■ WHAT TO WORK ON ■
What is the number of lines in these entries that contain "СТАВКИ"? State it alone.

■ RAW RECORDS ■
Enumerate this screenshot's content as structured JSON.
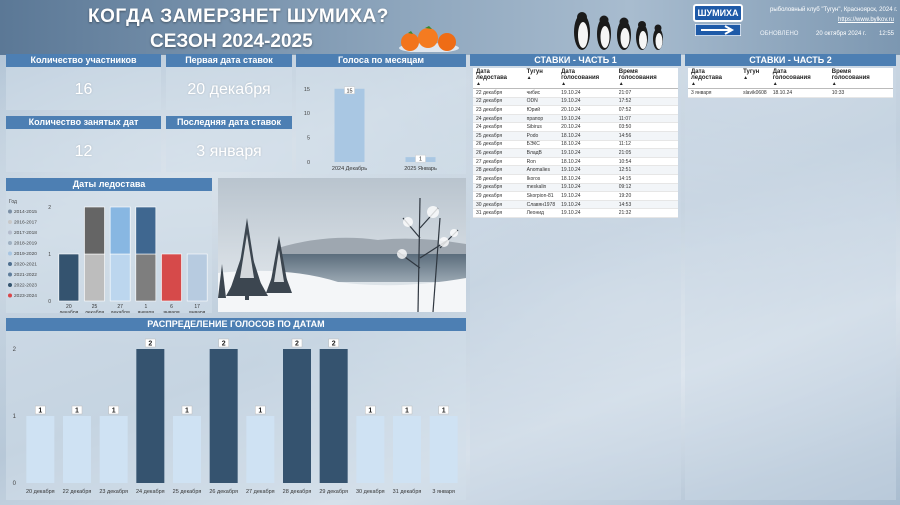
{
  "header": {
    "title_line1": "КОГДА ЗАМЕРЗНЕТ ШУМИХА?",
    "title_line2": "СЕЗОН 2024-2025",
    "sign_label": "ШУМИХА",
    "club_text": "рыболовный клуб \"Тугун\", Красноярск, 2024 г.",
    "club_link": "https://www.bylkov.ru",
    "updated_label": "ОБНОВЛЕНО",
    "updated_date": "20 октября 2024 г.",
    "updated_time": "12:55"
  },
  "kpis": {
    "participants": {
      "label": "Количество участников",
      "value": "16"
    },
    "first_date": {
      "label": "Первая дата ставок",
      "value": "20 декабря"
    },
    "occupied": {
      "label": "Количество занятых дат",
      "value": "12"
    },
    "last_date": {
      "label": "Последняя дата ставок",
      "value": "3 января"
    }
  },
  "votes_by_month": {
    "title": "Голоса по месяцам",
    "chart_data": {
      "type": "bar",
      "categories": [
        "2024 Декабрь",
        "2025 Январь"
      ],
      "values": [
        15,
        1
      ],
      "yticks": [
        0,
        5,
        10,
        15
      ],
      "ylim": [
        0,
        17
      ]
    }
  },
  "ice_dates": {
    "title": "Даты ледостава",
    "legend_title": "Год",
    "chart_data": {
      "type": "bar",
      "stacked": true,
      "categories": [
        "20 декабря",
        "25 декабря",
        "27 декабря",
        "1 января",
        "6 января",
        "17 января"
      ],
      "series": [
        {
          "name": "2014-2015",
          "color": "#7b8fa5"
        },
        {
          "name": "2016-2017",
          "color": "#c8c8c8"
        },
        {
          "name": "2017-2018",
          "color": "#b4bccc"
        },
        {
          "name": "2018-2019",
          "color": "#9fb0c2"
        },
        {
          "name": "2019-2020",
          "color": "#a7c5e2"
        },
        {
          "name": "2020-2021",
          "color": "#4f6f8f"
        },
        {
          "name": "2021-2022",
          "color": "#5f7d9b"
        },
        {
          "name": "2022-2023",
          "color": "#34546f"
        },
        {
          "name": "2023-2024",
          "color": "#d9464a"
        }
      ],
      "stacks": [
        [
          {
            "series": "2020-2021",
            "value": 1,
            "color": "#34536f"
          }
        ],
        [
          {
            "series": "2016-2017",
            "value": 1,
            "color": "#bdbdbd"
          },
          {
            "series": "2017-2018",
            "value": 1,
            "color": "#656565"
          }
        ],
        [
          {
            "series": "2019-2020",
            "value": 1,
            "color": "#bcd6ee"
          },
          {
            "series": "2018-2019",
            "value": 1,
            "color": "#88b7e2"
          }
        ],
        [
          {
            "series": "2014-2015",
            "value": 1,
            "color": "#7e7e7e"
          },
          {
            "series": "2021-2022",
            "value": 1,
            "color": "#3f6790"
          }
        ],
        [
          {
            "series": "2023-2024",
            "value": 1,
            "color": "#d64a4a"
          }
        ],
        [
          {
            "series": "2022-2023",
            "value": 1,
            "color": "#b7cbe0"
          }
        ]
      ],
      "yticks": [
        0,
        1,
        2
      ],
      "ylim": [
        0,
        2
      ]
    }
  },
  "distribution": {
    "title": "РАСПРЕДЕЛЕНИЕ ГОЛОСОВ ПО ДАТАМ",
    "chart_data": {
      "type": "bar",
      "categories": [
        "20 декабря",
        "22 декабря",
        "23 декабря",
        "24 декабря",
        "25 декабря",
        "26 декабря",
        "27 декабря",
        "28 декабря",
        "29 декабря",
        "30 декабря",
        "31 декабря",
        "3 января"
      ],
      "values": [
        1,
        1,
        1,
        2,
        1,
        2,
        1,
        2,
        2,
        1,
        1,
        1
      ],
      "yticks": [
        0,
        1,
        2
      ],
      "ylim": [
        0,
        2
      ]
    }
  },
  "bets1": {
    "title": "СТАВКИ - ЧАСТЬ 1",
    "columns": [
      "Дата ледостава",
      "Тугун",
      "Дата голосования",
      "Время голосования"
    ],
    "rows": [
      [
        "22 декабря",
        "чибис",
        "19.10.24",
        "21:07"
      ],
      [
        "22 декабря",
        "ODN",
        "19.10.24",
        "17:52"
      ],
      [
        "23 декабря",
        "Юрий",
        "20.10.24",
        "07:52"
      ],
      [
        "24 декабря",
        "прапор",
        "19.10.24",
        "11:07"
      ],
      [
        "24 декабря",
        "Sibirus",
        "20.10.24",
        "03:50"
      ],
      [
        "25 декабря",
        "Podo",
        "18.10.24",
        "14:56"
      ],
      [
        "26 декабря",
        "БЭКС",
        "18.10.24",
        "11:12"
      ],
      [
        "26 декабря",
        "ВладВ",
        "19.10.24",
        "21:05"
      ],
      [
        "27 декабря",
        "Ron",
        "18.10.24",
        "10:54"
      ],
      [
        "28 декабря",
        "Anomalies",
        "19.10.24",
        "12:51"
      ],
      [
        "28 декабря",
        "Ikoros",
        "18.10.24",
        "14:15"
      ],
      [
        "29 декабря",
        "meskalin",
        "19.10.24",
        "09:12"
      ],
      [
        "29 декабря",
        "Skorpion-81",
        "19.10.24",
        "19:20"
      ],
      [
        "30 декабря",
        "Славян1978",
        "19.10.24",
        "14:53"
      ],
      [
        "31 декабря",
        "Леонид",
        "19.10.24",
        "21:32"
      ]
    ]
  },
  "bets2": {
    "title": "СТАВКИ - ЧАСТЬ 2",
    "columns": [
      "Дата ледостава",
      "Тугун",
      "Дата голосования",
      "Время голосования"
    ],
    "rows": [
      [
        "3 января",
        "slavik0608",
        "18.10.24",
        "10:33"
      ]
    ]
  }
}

...

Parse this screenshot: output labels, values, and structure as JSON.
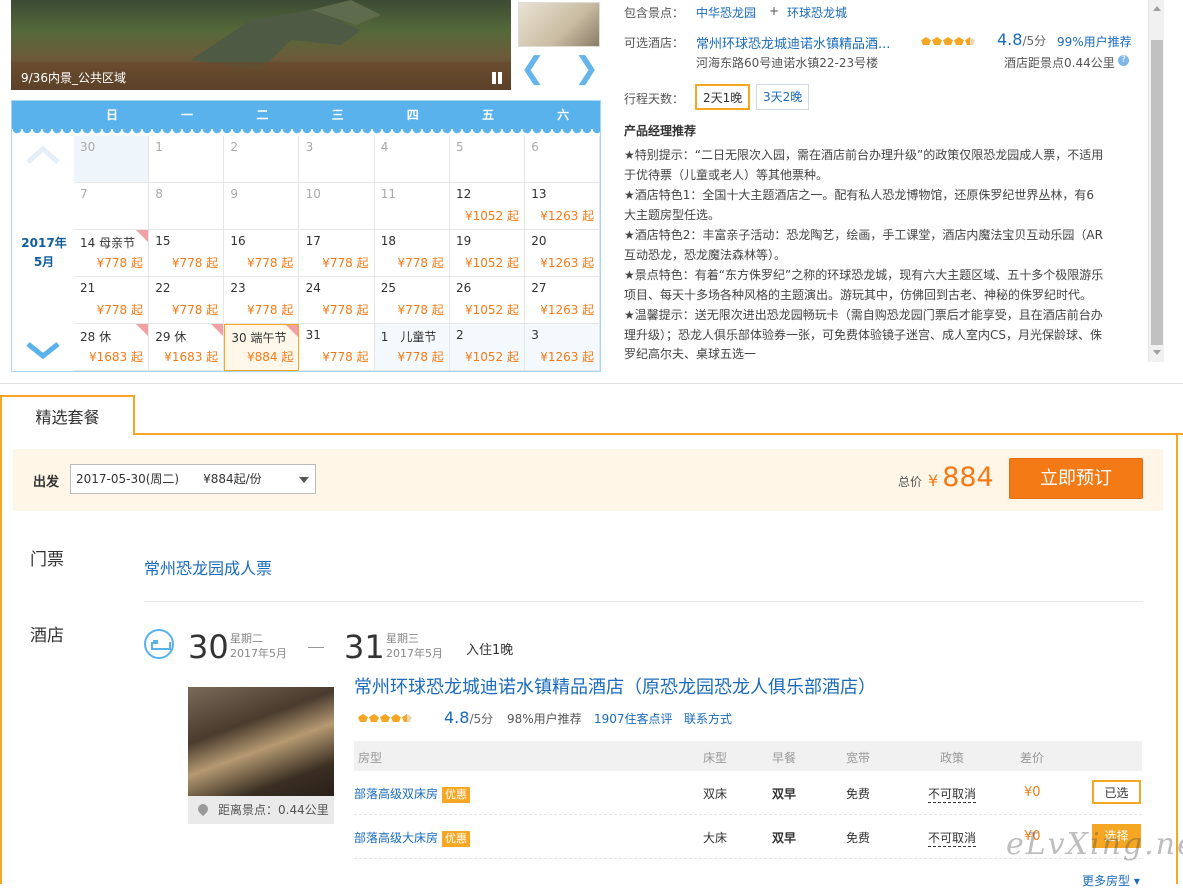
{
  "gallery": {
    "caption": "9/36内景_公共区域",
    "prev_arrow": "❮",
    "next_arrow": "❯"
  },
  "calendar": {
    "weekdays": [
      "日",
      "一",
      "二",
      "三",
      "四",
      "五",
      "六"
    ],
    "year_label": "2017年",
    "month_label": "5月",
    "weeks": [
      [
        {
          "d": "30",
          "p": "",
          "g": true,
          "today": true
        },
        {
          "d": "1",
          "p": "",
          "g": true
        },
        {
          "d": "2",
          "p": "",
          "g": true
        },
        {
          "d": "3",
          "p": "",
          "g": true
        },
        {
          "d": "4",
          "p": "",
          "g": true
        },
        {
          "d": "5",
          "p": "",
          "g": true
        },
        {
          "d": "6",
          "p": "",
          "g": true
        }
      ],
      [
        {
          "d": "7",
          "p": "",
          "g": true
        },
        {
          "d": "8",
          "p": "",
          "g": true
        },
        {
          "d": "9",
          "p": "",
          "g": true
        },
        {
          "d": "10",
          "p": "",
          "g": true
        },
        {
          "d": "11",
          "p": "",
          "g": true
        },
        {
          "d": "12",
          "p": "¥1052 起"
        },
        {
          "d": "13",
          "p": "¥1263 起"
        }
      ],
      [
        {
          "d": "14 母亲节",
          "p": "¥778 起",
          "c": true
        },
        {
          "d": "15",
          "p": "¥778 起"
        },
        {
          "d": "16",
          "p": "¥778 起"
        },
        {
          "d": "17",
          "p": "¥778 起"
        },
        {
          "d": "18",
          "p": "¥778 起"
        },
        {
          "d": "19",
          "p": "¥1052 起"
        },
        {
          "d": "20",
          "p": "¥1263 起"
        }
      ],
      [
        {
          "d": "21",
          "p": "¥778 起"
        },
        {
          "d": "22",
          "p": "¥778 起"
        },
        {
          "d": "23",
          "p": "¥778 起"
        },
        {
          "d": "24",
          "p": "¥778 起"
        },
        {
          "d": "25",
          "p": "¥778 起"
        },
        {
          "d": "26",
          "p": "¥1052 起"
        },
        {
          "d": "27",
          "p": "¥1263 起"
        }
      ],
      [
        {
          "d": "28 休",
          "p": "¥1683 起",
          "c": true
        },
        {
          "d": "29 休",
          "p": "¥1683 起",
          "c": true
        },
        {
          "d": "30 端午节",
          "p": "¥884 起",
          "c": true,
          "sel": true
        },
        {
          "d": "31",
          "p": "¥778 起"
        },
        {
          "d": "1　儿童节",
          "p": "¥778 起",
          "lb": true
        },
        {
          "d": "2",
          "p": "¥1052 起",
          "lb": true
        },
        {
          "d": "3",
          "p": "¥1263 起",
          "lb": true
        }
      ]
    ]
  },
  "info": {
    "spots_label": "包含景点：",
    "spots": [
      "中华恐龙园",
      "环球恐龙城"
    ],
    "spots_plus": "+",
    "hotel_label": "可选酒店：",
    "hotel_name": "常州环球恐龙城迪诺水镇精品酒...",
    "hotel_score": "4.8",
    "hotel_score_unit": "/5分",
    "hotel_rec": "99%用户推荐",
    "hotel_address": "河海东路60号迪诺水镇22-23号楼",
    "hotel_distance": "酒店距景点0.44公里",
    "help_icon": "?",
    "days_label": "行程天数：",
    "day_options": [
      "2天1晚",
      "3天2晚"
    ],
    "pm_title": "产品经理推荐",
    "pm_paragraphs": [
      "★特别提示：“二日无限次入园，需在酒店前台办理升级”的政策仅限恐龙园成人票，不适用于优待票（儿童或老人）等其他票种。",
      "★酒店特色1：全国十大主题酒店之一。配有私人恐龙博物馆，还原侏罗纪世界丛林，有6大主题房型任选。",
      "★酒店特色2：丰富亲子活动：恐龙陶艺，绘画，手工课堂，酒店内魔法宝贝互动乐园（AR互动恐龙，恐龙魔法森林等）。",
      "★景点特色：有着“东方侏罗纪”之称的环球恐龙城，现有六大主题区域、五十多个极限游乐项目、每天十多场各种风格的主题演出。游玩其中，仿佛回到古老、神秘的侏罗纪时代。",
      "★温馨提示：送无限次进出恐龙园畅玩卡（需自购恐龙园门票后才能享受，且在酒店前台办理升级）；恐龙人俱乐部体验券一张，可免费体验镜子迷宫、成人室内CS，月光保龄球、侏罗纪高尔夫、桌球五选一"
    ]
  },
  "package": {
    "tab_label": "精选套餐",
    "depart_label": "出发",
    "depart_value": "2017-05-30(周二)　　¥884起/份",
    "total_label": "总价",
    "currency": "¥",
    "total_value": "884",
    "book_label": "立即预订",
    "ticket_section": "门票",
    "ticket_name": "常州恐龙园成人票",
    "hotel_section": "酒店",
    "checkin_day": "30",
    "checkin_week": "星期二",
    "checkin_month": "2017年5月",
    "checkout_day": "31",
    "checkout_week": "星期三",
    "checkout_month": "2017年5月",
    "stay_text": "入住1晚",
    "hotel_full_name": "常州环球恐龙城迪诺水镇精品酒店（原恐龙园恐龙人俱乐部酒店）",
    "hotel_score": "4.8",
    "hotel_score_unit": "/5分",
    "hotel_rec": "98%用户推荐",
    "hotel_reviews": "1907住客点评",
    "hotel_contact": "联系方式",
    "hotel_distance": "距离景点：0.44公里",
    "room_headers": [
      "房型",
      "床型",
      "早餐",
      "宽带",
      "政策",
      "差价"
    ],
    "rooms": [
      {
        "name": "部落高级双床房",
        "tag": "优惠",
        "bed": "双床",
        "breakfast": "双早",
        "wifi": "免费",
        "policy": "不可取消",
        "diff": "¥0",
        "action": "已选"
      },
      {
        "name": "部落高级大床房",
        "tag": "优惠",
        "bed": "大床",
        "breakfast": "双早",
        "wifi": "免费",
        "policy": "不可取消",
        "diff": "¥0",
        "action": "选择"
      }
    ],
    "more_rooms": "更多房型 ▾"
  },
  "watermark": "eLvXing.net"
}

--

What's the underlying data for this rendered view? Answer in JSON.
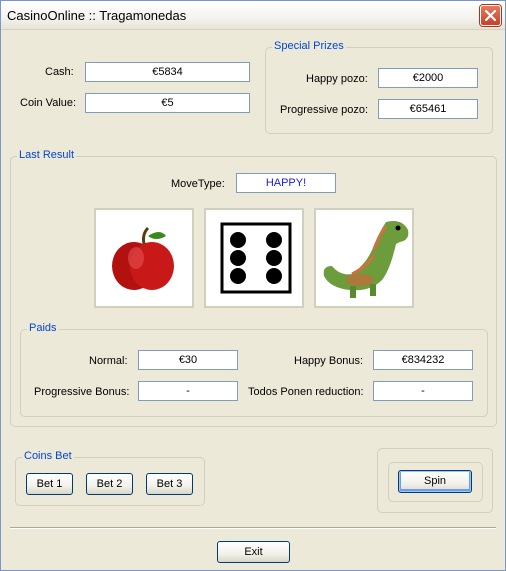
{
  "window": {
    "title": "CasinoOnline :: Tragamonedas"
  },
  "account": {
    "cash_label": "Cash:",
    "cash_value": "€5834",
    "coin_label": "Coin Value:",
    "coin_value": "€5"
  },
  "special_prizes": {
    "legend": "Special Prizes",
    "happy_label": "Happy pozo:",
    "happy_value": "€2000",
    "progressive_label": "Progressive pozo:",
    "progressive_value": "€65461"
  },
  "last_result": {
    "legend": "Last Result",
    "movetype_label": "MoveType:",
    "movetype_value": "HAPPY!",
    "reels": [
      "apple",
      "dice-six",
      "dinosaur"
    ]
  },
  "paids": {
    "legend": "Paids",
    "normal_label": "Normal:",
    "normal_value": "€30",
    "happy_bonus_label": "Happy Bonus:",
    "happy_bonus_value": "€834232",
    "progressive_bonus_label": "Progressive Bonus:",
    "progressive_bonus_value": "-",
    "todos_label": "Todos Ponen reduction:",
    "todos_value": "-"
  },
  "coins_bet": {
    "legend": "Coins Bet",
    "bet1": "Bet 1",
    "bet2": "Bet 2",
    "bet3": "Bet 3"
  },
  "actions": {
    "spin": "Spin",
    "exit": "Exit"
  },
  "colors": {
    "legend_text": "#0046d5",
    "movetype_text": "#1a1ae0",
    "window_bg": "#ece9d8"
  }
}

■ TASK RESPONSE ■
2